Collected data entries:
####################
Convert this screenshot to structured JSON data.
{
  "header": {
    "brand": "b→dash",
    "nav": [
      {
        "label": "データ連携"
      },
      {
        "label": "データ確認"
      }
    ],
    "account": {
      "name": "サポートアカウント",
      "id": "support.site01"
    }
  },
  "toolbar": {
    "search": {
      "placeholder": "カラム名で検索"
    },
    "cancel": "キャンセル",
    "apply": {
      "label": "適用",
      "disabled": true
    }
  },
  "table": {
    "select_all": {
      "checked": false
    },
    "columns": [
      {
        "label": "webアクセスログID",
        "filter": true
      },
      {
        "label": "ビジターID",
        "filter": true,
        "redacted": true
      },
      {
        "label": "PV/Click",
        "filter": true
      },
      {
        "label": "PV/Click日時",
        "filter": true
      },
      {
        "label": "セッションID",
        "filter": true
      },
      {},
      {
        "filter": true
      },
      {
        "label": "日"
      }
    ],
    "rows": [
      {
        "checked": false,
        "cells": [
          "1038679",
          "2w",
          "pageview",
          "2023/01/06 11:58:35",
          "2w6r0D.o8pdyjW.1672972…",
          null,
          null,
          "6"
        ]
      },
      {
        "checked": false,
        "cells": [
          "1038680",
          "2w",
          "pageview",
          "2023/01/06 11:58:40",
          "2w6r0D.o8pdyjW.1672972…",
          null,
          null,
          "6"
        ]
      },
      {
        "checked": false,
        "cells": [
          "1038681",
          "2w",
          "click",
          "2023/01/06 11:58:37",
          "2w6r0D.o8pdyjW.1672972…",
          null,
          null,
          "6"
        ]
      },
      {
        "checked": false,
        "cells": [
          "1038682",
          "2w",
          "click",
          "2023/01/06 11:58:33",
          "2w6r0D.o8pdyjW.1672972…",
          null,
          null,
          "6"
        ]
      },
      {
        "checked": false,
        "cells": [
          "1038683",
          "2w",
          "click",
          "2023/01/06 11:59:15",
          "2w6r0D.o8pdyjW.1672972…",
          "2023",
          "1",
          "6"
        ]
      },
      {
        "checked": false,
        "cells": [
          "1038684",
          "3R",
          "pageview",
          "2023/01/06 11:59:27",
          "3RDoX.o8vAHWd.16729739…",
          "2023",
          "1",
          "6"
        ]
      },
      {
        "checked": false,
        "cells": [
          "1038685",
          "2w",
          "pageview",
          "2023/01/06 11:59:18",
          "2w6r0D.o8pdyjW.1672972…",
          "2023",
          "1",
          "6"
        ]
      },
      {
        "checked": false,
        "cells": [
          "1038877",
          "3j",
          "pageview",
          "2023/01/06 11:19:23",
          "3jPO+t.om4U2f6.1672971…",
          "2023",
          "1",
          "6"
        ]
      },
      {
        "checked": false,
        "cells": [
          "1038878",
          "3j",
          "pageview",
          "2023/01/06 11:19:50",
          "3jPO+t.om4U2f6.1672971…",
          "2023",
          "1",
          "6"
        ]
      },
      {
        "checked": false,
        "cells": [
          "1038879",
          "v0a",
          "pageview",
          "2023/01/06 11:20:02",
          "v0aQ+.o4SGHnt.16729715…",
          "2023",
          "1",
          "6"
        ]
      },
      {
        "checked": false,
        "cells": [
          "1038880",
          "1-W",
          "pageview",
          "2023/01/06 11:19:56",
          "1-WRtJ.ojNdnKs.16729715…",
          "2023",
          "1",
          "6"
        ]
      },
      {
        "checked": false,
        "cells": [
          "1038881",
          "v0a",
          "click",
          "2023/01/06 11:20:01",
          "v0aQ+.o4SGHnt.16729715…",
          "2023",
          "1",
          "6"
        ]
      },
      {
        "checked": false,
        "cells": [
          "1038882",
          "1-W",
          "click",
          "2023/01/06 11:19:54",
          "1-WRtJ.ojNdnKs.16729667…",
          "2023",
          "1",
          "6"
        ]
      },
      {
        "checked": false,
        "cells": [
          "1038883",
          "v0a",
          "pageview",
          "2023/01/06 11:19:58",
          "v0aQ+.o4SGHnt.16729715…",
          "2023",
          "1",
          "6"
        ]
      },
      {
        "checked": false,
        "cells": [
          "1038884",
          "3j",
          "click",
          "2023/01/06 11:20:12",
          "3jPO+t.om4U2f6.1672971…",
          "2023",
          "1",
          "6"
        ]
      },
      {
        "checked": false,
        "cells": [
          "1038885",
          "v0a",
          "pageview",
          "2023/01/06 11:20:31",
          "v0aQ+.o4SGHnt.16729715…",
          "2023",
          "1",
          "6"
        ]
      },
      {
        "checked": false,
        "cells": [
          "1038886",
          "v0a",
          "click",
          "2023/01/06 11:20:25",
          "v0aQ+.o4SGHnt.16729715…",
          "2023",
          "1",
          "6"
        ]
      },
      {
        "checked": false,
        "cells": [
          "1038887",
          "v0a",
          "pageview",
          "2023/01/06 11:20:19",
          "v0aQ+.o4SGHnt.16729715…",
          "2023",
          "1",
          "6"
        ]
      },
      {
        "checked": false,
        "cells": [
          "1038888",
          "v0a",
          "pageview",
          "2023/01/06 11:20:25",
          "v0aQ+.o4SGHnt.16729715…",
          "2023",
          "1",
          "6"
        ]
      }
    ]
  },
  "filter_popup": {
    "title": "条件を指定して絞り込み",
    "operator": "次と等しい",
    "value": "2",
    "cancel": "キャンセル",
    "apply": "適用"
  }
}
####################
### Given request
Using the entries above, please restate each one word for word.

### Task output
Convert this screenshot to structured JSON data.
{
  "header": {
    "brand": "b→dash",
    "nav": [
      {
        "label": "データ連携"
      },
      {
        "label": "データ確認"
      }
    ],
    "account": {
      "name": "サポートアカウント",
      "id": "support.site01"
    }
  },
  "toolbar": {
    "search": {
      "placeholder": "カラム名で検索"
    },
    "cancel": "キャンセル",
    "apply": {
      "label": "適用",
      "disabled": true
    }
  },
  "table": {
    "select_all": {
      "checked": false
    },
    "columns": [
      {
        "label": "webアクセスログID",
        "filter": true
      },
      {
        "label": "ビジターID",
        "filter": true,
        "redacted": true
      },
      {
        "label": "PV/Click",
        "filter": true
      },
      {
        "label": "PV/Click日時",
        "filter": true
      },
      {
        "label": "セッションID",
        "filter": true
      },
      {},
      {
        "filter": true
      },
      {
        "label": "日"
      }
    ],
    "rows": [
      {
        "checked": false,
        "cells": [
          "1038679",
          "2w",
          "pageview",
          "2023/01/06 11:58:35",
          "2w6r0D.o8pdyjW.1672972…",
          null,
          null,
          "6"
        ]
      },
      {
        "checked": false,
        "cells": [
          "1038680",
          "2w",
          "pageview",
          "2023/01/06 11:58:40",
          "2w6r0D.o8pdyjW.1672972…",
          null,
          null,
          "6"
        ]
      },
      {
        "checked": false,
        "cells": [
          "1038681",
          "2w",
          "click",
          "2023/01/06 11:58:37",
          "2w6r0D.o8pdyjW.1672972…",
          null,
          null,
          "6"
        ]
      },
      {
        "checked": false,
        "cells": [
          "1038682",
          "2w",
          "click",
          "2023/01/06 11:58:33",
          "2w6r0D.o8pdyjW.1672972…",
          null,
          null,
          "6"
        ]
      },
      {
        "checked": false,
        "cells": [
          "1038683",
          "2w",
          "click",
          "2023/01/06 11:59:15",
          "2w6r0D.o8pdyjW.1672972…",
          "2023",
          "1",
          "6"
        ]
      },
      {
        "checked": false,
        "cells": [
          "1038684",
          "3R",
          "pageview",
          "2023/01/06 11:59:27",
          "3RDoX.o8vAHWd.16729739…",
          "2023",
          "1",
          "6"
        ]
      },
      {
        "checked": false,
        "cells": [
          "1038685",
          "2w",
          "pageview",
          "2023/01/06 11:59:18",
          "2w6r0D.o8pdyjW.1672972…",
          "2023",
          "1",
          "6"
        ]
      },
      {
        "checked": false,
        "cells": [
          "1038877",
          "3j",
          "pageview",
          "2023/01/06 11:19:23",
          "3jPO+t.om4U2f6.1672971…",
          "2023",
          "1",
          "6"
        ]
      },
      {
        "checked": false,
        "cells": [
          "1038878",
          "3j",
          "pageview",
          "2023/01/06 11:19:50",
          "3jPO+t.om4U2f6.1672971…",
          "2023",
          "1",
          "6"
        ]
      },
      {
        "checked": false,
        "cells": [
          "1038879",
          "v0a",
          "pageview",
          "2023/01/06 11:20:02",
          "v0aQ+.o4SGHnt.16729715…",
          "2023",
          "1",
          "6"
        ]
      },
      {
        "checked": false,
        "cells": [
          "1038880",
          "1-W",
          "pageview",
          "2023/01/06 11:19:56",
          "1-WRtJ.ojNdnKs.16729715…",
          "2023",
          "1",
          "6"
        ]
      },
      {
        "checked": false,
        "cells": [
          "1038881",
          "v0a",
          "click",
          "2023/01/06 11:20:01",
          "v0aQ+.o4SGHnt.16729715…",
          "2023",
          "1",
          "6"
        ]
      },
      {
        "checked": false,
        "cells": [
          "1038882",
          "1-W",
          "click",
          "2023/01/06 11:19:54",
          "1-WRtJ.ojNdnKs.16729667…",
          "2023",
          "1",
          "6"
        ]
      },
      {
        "checked": false,
        "cells": [
          "1038883",
          "v0a",
          "pageview",
          "2023/01/06 11:19:58",
          "v0aQ+.o4SGHnt.16729715…",
          "2023",
          "1",
          "6"
        ]
      },
      {
        "checked": false,
        "cells": [
          "1038884",
          "3j",
          "click",
          "2023/01/06 11:20:12",
          "3jPO+t.om4U2f6.1672971…",
          "2023",
          "1",
          "6"
        ]
      },
      {
        "checked": false,
        "cells": [
          "1038885",
          "v0a",
          "pageview",
          "2023/01/06 11:20:31",
          "v0aQ+.o4SGHnt.16729715…",
          "2023",
          "1",
          "6"
        ]
      },
      {
        "checked": false,
        "cells": [
          "1038886",
          "v0a",
          "click",
          "2023/01/06 11:20:25",
          "v0aQ+.o4SGHnt.16729715…",
          "2023",
          "1",
          "6"
        ]
      },
      {
        "checked": false,
        "cells": [
          "1038887",
          "v0a",
          "pageview",
          "2023/01/06 11:20:19",
          "v0aQ+.o4SGHnt.16729715…",
          "2023",
          "1",
          "6"
        ]
      },
      {
        "checked": false,
        "cells": [
          "1038888",
          "v0a",
          "pageview",
          "2023/01/06 11:20:25",
          "v0aQ+.o4SGHnt.16729715…",
          "2023",
          "1",
          "6"
        ]
      }
    ]
  },
  "filter_popup": {
    "title": "条件を指定して絞り込み",
    "operator": "次と等しい",
    "value": "2",
    "cancel": "キャンセル",
    "apply": "適用"
  }
}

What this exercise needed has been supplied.